## DIRECTIONS FOR THIS TASK
Quote all entries exactly, leaving pictures aside.

## DATA
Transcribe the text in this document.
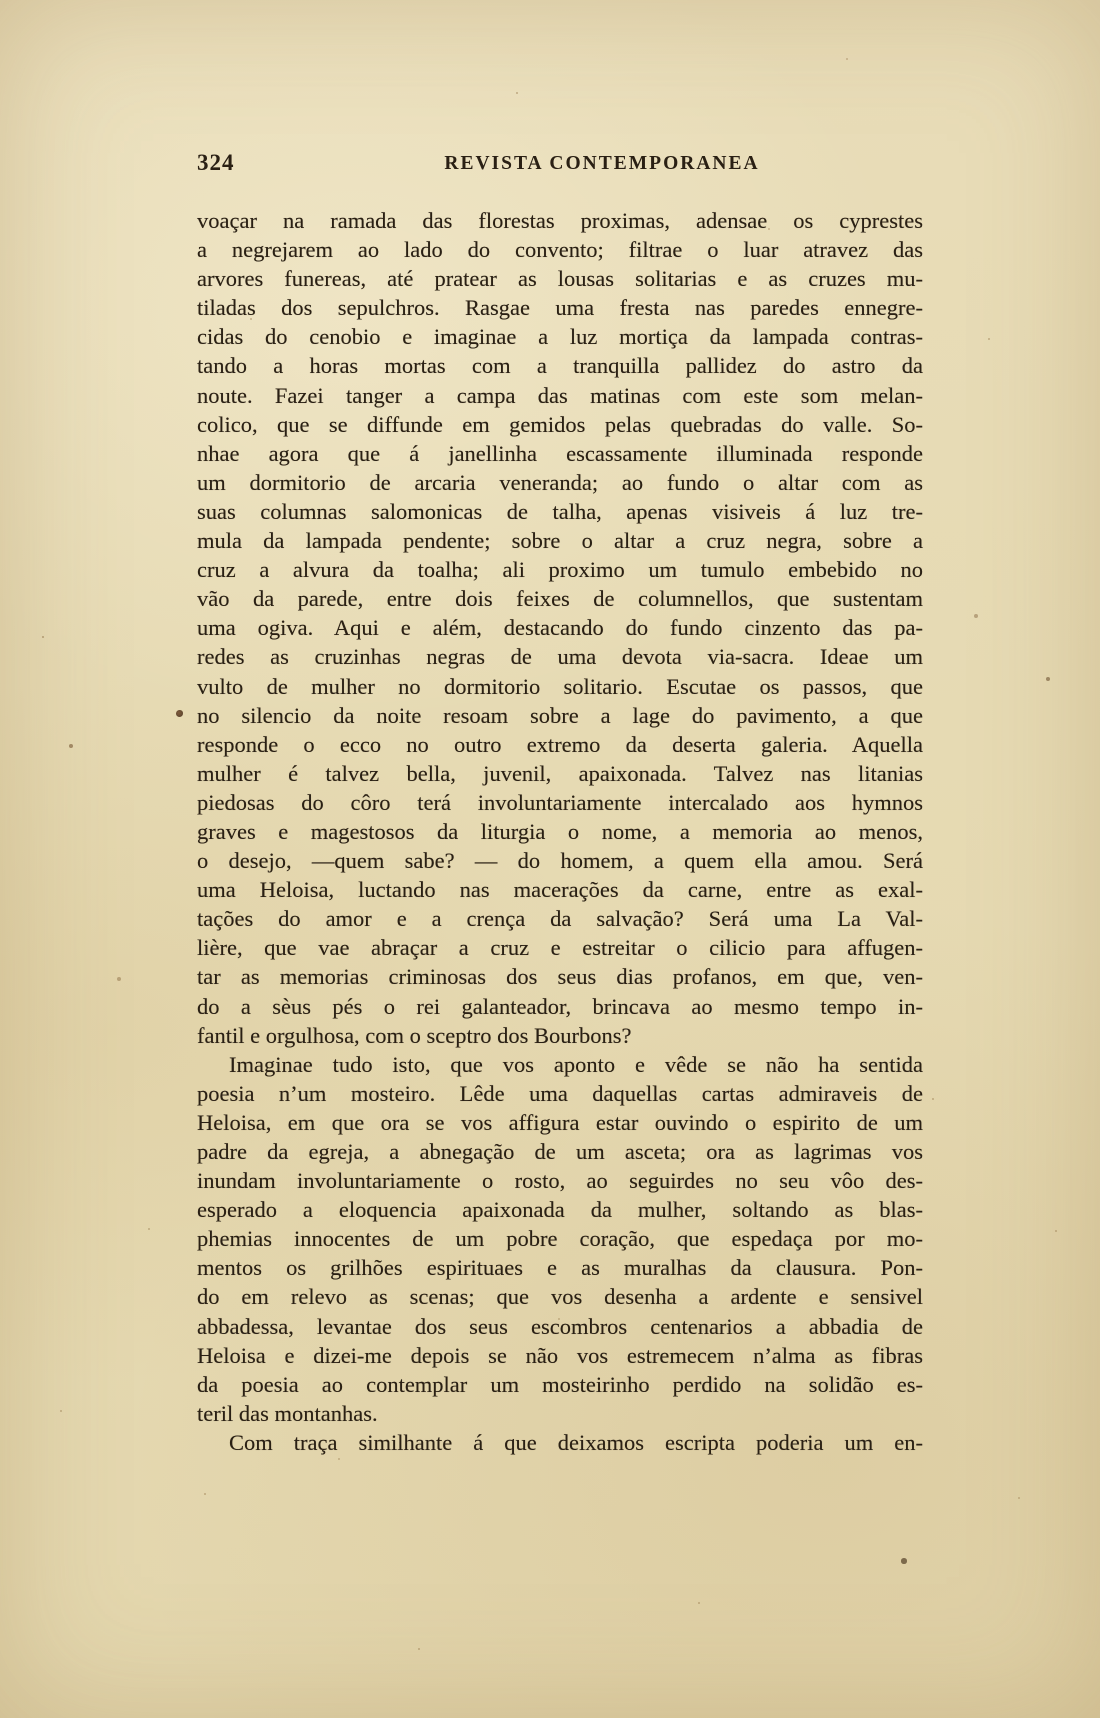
324	REVISTA CONTEMPORANEA
voaçar na ramada das florestas proximas, adensae os cyprestes
a negrejarem ao lado do convento; filtrae o luar atravez das
arvores funereas, até pratear as lousas solitarias e as cruzes mu-
tiladas dos sepulchros. Rasgae uma fresta nas paredes ennegre-
cidas do cenobio e imaginae a luz mortiça da lampada contras-
tando a horas mortas com a tranquilla pallidez do astro da
noute. Fazei tanger a campa das matinas com este som melan-
colico, que se diffunde em gemidos pelas quebradas do valle. So-
nhae agora que á janellinha escassamente illuminada responde
um dormitorio de arcaria veneranda; ao fundo o altar com as
suas columnas salomonicas de talha, apenas visiveis á luz tre-
mula da lampada pendente; sobre o altar a cruz negra, sobre a
cruz a alvura da toalha; ali proximo um tumulo embebido no
vão da parede, entre dois feixes de columnellos, que sustentam
uma ogiva. Aqui e além, destacando do fundo cinzento das pa-
redes as cruzinhas negras de uma devota via-sacra. Ideae um
vulto de mulher no dormitorio solitario. Escutae os passos, que
no silencio da noite resoam sobre a lage do pavimento, a que
responde o ecco no outro extremo da deserta galeria. Aquella
mulher é talvez bella, juvenil, apaixonada. Talvez nas litanias
piedosas do côro terá involuntariamente intercalado aos hymnos
graves e magestosos da liturgia o nome, a memoria ao menos,
o desejo, —quem sabe? — do homem, a quem ella amou. Será
uma Heloisa, luctando nas macerações da carne, entre as exal-
tações do amor e a crença da salvação? Será uma La Val-
lière, que vae abraçar a cruz e estreitar o cilicio para affugen-
tar as memorias criminosas dos seus dias profanos, em que, ven-
do a sèus pés o rei galanteador, brincava ao mesmo tempo in-
fantil e orgulhosa, com o sceptro dos Bourbons?
Imaginae tudo isto, que vos aponto e vêde se não ha sentida
poesia n’um mosteiro. Lêde uma daquellas cartas admiraveis de
Heloisa, em que ora se vos affigura estar ouvindo o espirito de um
padre da egreja, a abnegação de um asceta; ora as lagrimas vos
inundam involuntariamente o rosto, ao seguirdes no seu vôo des-
esperado a eloquencia apaixonada da mulher, soltando as blas-
phemias innocentes de um pobre coração, que espedaça por mo-
mentos os grilhões espirituaes e as muralhas da clausura. Pon-
do em relevo as scenas; que vos desenha a ardente e sensivel
abbadessa, levantae dos seus escombros centenarios a abbadia de
Heloisa e dizei-me depois se não vos estremecem n’alma as fibras
da poesia ao contemplar um mosteirinho perdido na solidão es-
teril das montanhas.
Com traça similhante á que deixamos escripta poderia um en-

## PROBLEM SOLUTION
Transcribe the text in this document.
324	REVISTA CONTEMPORANEA
voaçar na ramada das florestas proximas, adensae os cyprestes
a negrejarem ao lado do convento; filtrae o luar atravez das
arvores funereas, até pratear as lousas solitarias e as cruzes mu-
tiladas dos sepulchros. Rasgae uma fresta nas paredes ennegre-
cidas do cenobio e imaginae a luz mortiça da lampada contras-
tando a horas mortas com a tranquilla pallidez do astro da
noute. Fazei tanger a campa das matinas com este som melan-
colico, que se diffunde em gemidos pelas quebradas do valle. So-
nhae agora que á janellinha escassamente illuminada responde
um dormitorio de arcaria veneranda; ao fundo o altar com as
suas columnas salomonicas de talha, apenas visiveis á luz tre-
mula da lampada pendente; sobre o altar a cruz negra, sobre a
cruz a alvura da toalha; ali proximo um tumulo embebido no
vão da parede, entre dois feixes de columnellos, que sustentam
uma ogiva. Aqui e além, destacando do fundo cinzento das pa-
redes as cruzinhas negras de uma devota via-sacra. Ideae um
vulto de mulher no dormitorio solitario. Escutae os passos, que
no silencio da noite resoam sobre a lage do pavimento, a que
responde o ecco no outro extremo da deserta galeria. Aquella
mulher é talvez bella, juvenil, apaixonada. Talvez nas litanias
piedosas do côro terá involuntariamente intercalado aos hymnos
graves e magestosos da liturgia o nome, a memoria ao menos,
o desejo, —quem sabe? — do homem, a quem ella amou. Será
uma Heloisa, luctando nas macerações da carne, entre as exal-
tações do amor e a crença da salvação? Será uma La Val-
lière, que vae abraçar a cruz e estreitar o cilicio para affugen-
tar as memorias criminosas dos seus dias profanos, em que, ven-
do a sèus pés o rei galanteador, brincava ao mesmo tempo in-
fantil e orgulhosa, com o sceptro dos Bourbons?
Imaginae tudo isto, que vos aponto e vêde se não ha sentida
poesia n’um mosteiro. Lêde uma daquellas cartas admiraveis de
Heloisa, em que ora se vos affigura estar ouvindo o espirito de um
padre da egreja, a abnegação de um asceta; ora as lagrimas vos
inundam involuntariamente o rosto, ao seguirdes no seu vôo des-
esperado a eloquencia apaixonada da mulher, soltando as blas-
phemias innocentes de um pobre coração, que espedaça por mo-
mentos os grilhões espirituaes e as muralhas da clausura. Pon-
do em relevo as scenas; que vos desenha a ardente e sensivel
abbadessa, levantae dos seus escombros centenarios a abbadia de
Heloisa e dizei-me depois se não vos estremecem n’alma as fibras
da poesia ao contemplar um mosteirinho perdido na solidão es-
teril das montanhas.
Com traça similhante á que deixamos escripta poderia um en-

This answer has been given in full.